- DO THIS
Filter the entries below, keeping only lines with the word "required".

- PROVIDED DATA
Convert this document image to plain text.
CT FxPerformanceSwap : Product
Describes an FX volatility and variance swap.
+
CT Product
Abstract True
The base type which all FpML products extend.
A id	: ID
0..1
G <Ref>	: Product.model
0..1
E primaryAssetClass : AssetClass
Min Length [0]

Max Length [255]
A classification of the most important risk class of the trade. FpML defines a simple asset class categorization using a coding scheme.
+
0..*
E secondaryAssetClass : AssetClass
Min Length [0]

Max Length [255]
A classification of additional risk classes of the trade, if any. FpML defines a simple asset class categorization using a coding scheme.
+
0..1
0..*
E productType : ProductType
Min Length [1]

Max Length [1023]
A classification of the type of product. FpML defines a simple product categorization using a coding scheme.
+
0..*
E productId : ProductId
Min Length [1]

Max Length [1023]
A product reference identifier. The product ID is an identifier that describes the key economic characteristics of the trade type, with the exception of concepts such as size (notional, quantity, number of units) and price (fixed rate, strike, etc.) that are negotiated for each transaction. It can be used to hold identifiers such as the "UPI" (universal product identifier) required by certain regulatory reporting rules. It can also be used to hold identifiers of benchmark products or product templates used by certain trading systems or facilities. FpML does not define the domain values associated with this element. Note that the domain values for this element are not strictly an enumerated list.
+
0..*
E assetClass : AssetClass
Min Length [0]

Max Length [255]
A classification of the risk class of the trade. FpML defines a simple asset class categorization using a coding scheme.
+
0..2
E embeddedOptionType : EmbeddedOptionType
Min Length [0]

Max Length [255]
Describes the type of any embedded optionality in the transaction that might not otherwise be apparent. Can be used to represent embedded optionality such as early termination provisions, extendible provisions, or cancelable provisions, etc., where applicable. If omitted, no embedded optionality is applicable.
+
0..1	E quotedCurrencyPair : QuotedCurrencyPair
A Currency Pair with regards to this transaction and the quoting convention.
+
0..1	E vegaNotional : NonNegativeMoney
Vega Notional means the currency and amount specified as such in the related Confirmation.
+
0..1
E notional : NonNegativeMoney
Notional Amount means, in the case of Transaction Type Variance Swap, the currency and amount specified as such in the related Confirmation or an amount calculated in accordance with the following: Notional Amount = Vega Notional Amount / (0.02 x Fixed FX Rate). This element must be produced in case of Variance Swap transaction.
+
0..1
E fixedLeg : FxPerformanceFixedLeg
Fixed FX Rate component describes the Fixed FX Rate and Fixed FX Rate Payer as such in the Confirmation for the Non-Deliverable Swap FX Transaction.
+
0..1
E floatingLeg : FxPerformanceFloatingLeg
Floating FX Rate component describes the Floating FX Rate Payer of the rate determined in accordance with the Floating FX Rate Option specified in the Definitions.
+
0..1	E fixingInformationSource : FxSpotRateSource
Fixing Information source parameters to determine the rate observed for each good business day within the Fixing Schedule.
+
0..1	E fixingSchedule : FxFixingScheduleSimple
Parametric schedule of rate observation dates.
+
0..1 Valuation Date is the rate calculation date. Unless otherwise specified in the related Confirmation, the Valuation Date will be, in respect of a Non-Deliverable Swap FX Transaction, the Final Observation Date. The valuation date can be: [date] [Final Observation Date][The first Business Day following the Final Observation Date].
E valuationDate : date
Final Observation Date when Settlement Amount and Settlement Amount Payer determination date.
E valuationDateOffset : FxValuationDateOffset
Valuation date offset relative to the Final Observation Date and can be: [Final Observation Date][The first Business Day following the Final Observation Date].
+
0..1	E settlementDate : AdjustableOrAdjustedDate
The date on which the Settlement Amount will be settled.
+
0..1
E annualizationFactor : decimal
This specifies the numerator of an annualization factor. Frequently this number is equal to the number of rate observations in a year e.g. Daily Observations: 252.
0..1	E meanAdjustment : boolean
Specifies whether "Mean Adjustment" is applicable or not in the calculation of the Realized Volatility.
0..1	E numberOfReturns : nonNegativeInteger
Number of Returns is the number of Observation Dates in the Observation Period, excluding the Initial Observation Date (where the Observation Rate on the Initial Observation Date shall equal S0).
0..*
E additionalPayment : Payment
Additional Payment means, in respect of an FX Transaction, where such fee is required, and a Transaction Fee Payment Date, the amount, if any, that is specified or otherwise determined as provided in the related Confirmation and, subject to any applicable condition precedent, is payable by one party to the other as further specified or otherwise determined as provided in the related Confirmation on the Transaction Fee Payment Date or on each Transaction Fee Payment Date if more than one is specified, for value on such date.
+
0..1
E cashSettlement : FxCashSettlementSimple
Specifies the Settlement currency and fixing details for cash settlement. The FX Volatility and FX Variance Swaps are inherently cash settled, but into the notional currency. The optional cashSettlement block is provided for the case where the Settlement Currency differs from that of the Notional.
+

- TASK ANSWER
A product reference identifier. The product ID is an identifier that describes the key economic characteristics of the trade type, with the exception of concepts such as size (notional, quantity, number of units) and price (fixed rate, strike, etc.) that are negotiated for each transaction. It can be used to hold identifiers such as the "UPI" (universal product identifier) required by certain regulatory reporting rules. It can also be used to hold identifiers of benchmark products or product templates used by certain trading systems or facilities. FpML does not define the domain values associated with this element. Note that the domain values for this element are not strictly an enumerated list.
Additional Payment means, in respect of an FX Transaction, where such fee is required, and a Transaction Fee Payment Date, the amount, if any, that is specified or otherwise determined as provided in the related Confirmation and, subject to any applicable condition precedent, is payable by one party to the other as further specified or otherwise determined as provided in the related Confirmation on the Transaction Fee Payment Date or on each Transaction Fee Payment Date if more than one is specified, for value on such date.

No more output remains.